Report back each line of the records that contains the string "camera".
###
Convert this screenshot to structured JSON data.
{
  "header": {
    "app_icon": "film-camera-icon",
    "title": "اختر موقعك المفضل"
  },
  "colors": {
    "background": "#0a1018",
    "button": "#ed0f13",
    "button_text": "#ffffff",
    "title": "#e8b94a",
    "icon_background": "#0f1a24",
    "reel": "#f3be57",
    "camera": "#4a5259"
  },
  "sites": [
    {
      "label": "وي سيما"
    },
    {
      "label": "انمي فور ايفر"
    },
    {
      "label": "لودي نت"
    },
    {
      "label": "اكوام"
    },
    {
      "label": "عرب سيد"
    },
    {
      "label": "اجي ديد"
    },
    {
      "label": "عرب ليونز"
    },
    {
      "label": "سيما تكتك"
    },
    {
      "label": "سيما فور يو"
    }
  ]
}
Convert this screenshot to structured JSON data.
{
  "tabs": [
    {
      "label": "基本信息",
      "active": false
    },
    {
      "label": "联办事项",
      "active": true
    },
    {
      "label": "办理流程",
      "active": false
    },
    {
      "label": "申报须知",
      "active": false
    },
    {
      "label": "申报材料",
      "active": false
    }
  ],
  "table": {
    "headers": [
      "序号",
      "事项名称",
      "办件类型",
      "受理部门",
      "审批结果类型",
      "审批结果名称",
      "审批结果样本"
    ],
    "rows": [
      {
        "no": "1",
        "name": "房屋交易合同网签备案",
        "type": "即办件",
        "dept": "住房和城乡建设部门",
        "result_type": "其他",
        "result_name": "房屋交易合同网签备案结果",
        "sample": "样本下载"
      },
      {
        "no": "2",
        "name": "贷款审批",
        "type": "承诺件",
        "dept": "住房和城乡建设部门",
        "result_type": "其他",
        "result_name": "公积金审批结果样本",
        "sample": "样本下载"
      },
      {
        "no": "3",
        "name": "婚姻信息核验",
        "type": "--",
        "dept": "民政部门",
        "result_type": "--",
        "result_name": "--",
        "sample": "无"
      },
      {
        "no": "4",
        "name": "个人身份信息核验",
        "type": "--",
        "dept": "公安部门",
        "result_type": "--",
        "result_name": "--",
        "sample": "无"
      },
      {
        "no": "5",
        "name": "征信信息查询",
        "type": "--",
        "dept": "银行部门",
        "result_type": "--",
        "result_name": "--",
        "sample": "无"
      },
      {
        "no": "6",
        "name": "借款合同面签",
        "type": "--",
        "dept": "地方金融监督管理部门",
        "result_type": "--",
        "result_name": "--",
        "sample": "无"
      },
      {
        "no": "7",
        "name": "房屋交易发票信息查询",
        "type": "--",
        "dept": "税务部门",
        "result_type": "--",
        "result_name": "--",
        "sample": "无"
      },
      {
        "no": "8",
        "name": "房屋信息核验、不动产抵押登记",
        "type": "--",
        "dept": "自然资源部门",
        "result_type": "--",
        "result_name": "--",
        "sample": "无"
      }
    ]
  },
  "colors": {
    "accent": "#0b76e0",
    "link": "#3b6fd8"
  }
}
###
Solution below:
    "app_icon": "film-camera-icon",
    "camera": "#4a5259"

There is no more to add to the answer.